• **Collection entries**

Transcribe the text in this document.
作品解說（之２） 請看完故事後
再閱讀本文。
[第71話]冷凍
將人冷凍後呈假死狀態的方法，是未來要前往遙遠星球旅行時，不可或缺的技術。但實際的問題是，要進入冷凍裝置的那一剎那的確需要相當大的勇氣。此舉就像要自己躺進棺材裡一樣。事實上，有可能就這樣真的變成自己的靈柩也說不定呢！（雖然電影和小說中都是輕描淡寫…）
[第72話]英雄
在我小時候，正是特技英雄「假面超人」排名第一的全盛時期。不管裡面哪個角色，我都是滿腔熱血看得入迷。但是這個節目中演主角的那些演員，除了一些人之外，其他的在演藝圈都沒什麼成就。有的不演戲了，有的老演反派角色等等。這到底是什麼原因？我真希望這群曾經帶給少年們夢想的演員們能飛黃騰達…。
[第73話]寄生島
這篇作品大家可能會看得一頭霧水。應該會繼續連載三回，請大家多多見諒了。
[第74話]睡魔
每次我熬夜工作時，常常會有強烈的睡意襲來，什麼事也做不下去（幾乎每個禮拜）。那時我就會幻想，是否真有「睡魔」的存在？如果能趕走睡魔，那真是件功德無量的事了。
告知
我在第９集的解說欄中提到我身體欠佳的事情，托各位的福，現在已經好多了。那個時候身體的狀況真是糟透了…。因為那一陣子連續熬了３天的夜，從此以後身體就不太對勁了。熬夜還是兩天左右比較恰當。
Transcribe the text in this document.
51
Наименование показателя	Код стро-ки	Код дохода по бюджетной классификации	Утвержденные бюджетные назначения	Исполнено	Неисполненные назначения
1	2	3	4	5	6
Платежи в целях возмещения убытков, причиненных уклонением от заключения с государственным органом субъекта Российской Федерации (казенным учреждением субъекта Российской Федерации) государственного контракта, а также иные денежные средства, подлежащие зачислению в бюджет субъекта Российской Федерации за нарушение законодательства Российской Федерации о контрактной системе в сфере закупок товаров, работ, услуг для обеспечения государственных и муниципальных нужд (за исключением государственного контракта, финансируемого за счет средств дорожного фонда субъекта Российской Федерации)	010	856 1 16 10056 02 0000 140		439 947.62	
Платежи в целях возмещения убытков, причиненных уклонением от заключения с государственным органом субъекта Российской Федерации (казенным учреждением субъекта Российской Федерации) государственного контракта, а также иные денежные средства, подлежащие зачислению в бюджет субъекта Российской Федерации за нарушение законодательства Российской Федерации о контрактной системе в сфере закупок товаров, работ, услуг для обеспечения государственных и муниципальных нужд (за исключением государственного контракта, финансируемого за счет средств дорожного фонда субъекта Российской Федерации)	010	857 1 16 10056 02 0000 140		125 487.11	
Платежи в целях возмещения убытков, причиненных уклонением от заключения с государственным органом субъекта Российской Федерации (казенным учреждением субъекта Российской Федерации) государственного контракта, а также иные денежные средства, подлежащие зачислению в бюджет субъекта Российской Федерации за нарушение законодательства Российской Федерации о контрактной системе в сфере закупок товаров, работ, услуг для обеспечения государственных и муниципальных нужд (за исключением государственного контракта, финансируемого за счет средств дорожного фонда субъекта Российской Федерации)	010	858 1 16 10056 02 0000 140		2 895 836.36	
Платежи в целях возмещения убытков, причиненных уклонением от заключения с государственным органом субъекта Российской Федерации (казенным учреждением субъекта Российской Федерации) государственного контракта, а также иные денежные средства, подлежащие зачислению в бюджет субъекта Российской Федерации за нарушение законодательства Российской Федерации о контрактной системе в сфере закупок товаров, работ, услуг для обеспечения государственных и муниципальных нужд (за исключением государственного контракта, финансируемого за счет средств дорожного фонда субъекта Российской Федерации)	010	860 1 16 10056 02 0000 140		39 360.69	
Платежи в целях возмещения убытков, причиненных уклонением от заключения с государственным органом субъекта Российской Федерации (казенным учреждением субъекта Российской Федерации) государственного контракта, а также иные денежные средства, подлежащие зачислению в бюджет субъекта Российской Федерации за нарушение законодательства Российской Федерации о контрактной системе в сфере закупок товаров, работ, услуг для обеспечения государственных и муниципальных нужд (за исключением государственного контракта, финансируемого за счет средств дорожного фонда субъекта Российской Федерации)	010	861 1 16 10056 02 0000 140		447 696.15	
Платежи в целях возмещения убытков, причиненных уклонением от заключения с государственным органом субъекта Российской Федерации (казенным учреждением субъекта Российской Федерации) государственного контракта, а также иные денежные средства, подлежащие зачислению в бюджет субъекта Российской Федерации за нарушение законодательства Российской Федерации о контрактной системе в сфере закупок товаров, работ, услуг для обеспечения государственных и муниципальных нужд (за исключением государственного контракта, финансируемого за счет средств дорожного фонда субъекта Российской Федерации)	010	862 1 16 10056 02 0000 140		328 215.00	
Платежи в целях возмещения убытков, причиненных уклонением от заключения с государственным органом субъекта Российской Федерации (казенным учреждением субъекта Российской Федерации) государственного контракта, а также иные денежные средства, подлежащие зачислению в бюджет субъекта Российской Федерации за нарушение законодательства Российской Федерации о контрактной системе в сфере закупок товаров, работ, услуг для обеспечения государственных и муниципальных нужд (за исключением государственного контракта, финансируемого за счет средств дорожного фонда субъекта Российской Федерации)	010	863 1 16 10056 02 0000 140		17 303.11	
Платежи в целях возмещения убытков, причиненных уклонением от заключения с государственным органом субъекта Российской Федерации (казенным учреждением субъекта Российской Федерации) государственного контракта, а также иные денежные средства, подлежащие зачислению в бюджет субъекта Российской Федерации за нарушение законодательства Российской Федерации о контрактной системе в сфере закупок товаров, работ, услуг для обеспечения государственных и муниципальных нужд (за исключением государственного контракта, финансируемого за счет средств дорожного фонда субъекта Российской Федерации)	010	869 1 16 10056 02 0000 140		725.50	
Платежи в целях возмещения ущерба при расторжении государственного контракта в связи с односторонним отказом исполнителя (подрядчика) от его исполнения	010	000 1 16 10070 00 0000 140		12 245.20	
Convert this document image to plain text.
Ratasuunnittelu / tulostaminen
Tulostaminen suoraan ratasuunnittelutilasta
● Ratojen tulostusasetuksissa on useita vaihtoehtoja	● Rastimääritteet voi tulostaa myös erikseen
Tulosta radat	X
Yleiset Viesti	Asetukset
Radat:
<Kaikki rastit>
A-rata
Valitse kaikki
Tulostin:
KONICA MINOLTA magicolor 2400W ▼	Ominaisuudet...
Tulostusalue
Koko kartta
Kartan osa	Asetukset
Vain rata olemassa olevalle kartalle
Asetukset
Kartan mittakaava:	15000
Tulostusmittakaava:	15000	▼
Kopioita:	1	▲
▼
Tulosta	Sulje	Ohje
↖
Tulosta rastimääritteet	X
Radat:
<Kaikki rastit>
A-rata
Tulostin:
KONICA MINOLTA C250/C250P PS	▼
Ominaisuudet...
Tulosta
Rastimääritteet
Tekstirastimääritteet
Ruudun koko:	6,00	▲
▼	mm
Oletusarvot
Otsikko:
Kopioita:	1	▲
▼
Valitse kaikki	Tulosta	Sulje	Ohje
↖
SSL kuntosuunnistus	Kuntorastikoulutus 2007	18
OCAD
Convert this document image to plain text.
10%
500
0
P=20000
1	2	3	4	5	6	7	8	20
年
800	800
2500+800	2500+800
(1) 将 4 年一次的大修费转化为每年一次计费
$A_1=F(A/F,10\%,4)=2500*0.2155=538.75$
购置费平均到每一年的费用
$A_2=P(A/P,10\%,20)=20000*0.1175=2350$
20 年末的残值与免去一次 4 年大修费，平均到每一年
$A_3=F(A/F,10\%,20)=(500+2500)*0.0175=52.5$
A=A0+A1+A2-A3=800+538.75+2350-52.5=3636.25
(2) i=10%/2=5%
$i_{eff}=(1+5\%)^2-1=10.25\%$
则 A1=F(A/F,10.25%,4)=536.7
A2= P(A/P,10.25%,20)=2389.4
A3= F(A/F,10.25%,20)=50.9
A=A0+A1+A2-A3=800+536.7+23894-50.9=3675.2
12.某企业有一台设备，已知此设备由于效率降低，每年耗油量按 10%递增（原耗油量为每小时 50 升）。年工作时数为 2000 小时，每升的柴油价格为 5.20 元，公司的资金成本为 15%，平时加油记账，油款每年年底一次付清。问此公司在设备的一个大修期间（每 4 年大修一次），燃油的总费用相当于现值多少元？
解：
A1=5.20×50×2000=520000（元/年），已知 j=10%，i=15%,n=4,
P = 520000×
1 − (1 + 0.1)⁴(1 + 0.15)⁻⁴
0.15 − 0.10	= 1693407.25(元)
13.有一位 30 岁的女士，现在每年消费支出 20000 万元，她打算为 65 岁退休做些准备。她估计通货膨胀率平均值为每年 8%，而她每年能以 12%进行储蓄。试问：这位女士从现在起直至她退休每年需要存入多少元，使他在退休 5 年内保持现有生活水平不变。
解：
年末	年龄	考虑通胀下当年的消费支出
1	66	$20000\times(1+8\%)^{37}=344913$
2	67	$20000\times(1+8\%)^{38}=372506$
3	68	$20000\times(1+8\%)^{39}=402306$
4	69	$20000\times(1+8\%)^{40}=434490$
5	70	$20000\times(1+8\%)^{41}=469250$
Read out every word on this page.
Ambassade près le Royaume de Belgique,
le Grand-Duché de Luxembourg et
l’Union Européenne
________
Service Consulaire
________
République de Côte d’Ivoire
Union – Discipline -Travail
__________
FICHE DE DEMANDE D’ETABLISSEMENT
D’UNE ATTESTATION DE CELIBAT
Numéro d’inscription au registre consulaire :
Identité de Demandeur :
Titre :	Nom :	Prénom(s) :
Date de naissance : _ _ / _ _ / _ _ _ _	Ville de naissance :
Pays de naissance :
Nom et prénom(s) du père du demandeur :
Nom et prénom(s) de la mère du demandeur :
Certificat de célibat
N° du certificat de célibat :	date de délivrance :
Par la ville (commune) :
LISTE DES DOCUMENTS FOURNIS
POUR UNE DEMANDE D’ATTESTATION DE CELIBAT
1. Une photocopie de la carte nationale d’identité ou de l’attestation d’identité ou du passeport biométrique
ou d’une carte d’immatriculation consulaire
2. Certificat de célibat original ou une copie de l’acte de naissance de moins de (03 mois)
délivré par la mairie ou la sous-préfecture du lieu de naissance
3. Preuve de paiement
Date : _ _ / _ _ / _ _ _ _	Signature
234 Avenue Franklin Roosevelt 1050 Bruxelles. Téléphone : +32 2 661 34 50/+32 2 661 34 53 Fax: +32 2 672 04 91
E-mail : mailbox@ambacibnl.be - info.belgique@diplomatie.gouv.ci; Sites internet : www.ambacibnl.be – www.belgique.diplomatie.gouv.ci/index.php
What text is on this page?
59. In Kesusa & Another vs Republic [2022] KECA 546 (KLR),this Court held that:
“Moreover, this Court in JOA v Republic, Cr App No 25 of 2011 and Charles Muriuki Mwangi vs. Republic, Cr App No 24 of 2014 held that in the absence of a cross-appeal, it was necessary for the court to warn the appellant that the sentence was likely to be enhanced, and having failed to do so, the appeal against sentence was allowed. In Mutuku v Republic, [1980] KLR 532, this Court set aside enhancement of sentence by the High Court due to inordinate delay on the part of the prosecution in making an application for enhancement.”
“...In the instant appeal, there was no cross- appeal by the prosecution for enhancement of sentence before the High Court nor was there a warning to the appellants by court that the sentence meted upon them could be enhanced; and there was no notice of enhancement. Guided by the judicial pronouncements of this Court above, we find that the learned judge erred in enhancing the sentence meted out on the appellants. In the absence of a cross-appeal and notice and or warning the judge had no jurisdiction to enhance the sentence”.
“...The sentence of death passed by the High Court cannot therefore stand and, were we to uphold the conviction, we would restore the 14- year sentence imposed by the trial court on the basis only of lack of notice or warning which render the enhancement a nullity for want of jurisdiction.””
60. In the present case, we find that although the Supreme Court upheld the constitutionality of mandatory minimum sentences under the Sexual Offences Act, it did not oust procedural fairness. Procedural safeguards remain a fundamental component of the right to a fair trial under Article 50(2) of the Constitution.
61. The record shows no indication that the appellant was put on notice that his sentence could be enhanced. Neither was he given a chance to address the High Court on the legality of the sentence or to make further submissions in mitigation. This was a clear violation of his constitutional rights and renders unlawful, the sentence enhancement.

• **Your task**
Copy out every line that includes the word "page".

• **Solution to this task**
Read out every word on this page.
What text is on this page?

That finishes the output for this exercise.